**Text passage:**
◆ ◆ ◆ ◆ ◆ ◆ ◆

In a cluster, the text files only need to reside on the manager.

Add the following line to :file:`local.zeek` to load the scripts that send
“seen” data into the Intelligence Framework to be checked against the loaded
intelligence data:

.. code-block:: zeek

  @load frameworks/intel/seen

Intelligence data matches will be logged to the :file:`intel.log` file. A match
on ``www.reddit.com`` might look like this::

  {
  "ts":1320279566.452687,
  "uid":"C4llPsinsviGyNY45",
  "id.orig_h":"192.168.2.76",
  "id.orig_p":52026,
  "id.resp_h":"132.235.215.119",
  "id.resp_p":80,
  "seen.indicator":"www.reddit.com",
  "seen.indicator_type":"Intel::DOMAIN",
  "seen.where":"HTTP::IN_HOST_HEADER",
  "seen.node":"zeek",
  "matched":[
	  "Intel::DOMAIN"
  ],
  "sources":[
	  "my_special_source"
  ]}

You can explore this example on `try.zeek.org
<https://try.zeek.org/#/?example=intel-intel-1>`_.

◆ ◆ ◆ ◆ ◆ ◆ ◆

**Data supplied:**
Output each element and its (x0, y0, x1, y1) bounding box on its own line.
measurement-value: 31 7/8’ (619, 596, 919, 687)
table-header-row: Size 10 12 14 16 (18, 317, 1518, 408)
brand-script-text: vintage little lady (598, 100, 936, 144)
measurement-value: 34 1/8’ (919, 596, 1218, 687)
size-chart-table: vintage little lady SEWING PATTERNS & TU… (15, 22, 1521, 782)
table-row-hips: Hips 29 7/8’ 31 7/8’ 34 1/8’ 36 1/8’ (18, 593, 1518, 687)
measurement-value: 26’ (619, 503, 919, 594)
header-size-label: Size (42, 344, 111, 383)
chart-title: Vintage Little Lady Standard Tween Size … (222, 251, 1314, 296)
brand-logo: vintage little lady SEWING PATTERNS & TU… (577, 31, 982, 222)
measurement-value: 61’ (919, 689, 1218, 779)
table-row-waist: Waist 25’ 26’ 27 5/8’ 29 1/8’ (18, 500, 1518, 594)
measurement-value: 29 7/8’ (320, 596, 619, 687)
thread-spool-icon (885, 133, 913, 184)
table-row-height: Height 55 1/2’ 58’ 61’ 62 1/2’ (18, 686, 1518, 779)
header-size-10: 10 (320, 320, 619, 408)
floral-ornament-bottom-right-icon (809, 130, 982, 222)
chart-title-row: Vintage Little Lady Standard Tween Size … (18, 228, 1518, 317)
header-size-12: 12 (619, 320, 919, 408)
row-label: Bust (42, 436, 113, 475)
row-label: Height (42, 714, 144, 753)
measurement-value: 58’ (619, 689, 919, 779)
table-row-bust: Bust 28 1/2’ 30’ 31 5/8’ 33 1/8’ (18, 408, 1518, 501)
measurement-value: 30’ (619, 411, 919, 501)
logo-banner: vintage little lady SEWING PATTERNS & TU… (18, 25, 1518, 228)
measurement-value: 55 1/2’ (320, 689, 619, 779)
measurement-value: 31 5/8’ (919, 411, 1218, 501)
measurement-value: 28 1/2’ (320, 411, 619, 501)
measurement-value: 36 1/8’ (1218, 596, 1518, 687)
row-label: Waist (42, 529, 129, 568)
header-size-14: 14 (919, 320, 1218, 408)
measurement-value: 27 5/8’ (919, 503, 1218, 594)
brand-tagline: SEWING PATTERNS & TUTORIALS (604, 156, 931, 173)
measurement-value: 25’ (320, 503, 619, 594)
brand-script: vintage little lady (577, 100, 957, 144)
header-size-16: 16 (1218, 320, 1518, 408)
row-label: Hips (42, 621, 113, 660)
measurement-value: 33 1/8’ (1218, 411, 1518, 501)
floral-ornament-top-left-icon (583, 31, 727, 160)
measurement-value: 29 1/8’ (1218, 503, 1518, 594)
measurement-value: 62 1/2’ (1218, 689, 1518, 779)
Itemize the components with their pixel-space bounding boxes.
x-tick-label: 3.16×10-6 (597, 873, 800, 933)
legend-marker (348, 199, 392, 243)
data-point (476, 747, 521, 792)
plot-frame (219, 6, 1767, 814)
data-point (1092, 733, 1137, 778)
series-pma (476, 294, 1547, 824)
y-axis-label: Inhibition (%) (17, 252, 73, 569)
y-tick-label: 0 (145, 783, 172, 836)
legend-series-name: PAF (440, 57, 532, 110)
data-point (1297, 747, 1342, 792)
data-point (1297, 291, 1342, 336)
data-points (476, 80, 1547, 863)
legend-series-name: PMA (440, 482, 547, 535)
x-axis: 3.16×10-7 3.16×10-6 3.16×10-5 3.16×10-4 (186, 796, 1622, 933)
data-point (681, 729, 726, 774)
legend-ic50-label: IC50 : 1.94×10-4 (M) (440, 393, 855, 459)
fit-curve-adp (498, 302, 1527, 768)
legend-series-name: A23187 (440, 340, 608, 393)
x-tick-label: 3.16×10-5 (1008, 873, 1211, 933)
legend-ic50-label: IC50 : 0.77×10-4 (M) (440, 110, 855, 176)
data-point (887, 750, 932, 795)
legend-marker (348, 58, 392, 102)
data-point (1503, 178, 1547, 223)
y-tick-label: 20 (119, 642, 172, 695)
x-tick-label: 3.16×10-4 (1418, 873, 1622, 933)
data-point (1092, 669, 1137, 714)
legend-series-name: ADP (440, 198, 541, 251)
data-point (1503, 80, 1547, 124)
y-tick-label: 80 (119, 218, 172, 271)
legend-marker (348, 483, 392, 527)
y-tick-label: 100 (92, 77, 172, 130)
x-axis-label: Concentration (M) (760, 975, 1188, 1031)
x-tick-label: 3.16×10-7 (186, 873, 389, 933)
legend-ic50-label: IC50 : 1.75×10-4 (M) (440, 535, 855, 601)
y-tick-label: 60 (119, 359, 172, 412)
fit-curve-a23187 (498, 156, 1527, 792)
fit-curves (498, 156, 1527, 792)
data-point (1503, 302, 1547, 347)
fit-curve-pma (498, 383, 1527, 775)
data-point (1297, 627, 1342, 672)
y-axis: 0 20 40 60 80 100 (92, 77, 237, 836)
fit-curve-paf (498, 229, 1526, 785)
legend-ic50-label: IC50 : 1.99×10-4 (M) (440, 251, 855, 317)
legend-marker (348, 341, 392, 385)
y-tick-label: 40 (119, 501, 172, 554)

◆ ◆ ◆ ◆ ◆ ◆ ◆

**Exercise instructions:**
Answer these questions about the Zeek intelligence text:
(a) In a cluster, where do the text files need to reside?
(b) Which file should the line that loads the scripts sending "seen" data be added to?
(c) In the example match on www.reddit.com, what value is given for "seen.where"?
Answer from the Zeek intelligence text alone, not from the lines.

**Task output:**
(a) On the manager.
(b) local.zeek
(c) HTTP::IN_HOST_HEADER